**EXTRACTED MATERIAL:**
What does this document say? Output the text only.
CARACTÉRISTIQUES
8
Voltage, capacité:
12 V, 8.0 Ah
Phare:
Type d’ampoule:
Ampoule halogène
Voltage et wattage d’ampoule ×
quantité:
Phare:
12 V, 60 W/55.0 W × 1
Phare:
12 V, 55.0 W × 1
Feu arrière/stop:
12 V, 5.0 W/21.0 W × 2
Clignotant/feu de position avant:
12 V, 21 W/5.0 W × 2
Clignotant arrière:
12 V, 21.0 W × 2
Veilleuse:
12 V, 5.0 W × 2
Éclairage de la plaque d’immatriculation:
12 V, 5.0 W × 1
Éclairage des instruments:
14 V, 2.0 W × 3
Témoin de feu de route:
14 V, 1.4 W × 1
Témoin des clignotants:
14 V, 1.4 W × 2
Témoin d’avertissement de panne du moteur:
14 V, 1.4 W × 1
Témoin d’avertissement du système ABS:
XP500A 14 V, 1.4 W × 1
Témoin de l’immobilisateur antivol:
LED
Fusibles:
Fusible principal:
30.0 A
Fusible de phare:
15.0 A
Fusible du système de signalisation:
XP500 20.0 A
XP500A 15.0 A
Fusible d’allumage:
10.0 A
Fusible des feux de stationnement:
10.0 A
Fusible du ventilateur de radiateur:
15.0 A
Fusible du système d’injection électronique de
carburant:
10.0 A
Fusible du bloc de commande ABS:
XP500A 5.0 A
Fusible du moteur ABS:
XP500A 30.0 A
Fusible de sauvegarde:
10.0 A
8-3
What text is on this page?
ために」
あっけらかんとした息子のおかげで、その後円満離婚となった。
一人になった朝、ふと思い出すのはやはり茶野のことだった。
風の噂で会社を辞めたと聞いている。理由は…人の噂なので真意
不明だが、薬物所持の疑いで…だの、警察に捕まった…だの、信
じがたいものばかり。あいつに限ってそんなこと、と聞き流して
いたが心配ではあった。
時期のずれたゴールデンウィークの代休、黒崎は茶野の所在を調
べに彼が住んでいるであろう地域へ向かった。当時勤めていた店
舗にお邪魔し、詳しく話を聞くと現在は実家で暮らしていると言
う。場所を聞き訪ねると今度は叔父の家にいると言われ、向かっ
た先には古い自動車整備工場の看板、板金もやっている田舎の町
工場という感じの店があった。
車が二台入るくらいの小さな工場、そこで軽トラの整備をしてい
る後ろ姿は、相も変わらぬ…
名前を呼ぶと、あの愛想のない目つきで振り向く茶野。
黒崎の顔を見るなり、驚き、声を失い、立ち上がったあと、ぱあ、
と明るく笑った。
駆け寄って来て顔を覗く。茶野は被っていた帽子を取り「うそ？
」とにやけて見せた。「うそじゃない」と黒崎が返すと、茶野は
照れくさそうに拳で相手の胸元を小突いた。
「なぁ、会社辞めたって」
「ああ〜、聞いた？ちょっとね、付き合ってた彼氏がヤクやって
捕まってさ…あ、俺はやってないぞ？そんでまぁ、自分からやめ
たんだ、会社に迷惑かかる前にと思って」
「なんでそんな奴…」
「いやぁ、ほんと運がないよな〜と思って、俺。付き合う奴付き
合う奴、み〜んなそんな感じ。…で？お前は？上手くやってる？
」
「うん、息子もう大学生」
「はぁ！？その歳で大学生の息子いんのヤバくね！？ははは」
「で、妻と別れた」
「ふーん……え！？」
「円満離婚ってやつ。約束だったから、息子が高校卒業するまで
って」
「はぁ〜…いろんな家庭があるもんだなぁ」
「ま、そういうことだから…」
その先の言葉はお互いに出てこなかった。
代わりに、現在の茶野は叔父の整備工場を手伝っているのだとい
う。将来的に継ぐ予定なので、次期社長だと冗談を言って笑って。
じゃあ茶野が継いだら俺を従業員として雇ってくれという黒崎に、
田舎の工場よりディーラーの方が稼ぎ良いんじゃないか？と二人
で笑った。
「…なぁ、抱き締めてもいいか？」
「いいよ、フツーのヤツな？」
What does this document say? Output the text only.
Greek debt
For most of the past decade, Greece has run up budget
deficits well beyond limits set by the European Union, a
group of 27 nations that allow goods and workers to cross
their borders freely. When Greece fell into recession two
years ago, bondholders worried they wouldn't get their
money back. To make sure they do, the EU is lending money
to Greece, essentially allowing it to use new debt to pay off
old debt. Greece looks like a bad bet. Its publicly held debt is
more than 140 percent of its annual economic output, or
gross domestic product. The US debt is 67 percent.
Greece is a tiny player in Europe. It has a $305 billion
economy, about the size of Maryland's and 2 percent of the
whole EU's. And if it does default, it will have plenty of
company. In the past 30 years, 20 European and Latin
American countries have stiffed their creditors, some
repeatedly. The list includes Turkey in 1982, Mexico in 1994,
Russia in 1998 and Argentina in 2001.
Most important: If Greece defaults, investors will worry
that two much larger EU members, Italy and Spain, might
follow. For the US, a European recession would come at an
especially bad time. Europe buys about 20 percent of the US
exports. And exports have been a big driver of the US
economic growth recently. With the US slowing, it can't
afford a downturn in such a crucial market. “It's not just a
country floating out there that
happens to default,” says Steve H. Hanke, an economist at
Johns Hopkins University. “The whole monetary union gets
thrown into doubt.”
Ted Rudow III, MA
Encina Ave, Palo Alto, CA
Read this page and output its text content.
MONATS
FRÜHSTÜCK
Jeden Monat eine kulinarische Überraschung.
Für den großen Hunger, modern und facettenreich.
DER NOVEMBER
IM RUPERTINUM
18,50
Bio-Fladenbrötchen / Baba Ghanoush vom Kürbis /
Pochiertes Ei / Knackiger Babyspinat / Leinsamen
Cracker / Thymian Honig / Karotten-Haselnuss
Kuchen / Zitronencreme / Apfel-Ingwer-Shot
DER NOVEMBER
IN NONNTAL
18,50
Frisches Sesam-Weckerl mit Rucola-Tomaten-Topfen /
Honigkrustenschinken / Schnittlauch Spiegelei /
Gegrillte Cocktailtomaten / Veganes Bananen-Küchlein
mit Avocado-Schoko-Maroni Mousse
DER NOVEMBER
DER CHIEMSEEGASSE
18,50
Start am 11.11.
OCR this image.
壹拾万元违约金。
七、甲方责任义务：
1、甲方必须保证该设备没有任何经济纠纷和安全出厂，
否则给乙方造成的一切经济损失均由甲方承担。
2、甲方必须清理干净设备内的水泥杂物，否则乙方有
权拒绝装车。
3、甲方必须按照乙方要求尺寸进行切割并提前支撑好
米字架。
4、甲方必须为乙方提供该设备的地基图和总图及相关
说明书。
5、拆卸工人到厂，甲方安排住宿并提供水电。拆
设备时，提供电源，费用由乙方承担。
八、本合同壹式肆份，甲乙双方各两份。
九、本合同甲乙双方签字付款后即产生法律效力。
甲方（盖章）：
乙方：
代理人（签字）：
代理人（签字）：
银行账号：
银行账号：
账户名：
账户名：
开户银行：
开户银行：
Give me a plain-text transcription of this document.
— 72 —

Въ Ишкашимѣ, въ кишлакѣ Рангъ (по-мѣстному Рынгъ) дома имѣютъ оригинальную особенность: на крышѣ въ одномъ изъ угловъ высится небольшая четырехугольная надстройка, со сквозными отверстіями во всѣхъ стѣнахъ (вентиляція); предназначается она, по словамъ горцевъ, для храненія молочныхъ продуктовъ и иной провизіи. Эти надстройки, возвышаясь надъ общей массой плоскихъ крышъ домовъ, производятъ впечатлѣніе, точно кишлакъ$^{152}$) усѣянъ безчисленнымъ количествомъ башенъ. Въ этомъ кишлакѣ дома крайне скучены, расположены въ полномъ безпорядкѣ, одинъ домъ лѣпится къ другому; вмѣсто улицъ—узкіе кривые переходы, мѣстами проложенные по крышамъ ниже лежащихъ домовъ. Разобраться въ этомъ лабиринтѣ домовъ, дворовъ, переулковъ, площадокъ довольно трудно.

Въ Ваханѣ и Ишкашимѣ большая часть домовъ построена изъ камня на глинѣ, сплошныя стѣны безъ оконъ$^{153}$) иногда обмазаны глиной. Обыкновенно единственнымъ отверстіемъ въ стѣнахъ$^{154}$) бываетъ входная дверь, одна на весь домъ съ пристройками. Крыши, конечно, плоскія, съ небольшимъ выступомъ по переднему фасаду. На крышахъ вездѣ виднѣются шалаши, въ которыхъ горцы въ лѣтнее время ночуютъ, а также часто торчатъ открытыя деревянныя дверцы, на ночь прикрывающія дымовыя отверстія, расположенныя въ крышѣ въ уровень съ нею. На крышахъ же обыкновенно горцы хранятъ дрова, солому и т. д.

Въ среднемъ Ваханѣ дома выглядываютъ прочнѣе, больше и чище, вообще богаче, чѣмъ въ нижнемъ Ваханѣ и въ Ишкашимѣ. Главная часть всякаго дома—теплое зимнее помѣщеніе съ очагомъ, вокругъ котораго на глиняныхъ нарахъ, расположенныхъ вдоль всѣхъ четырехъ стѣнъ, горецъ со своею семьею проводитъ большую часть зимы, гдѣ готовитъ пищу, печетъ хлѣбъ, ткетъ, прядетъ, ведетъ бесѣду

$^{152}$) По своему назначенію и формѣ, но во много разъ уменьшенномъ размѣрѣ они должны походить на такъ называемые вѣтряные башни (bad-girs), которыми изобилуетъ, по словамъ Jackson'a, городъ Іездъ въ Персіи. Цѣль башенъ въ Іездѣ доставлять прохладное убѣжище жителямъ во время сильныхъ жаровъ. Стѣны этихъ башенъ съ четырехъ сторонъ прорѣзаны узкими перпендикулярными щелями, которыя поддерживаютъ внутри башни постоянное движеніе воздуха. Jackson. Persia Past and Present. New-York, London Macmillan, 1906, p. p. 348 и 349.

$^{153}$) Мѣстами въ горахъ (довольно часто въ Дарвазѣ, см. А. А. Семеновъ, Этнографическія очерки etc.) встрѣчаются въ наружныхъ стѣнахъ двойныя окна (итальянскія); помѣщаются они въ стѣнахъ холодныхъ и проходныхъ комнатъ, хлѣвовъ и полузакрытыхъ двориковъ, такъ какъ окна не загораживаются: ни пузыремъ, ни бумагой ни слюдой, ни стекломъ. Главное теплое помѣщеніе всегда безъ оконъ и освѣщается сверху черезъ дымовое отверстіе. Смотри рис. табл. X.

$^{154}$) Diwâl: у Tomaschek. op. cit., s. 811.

**WHAT THIS TASK INVOLVES:** Tell how many lines of the data above hold the string "Voltage". Give only the number.

**THE RESPONSE:** 2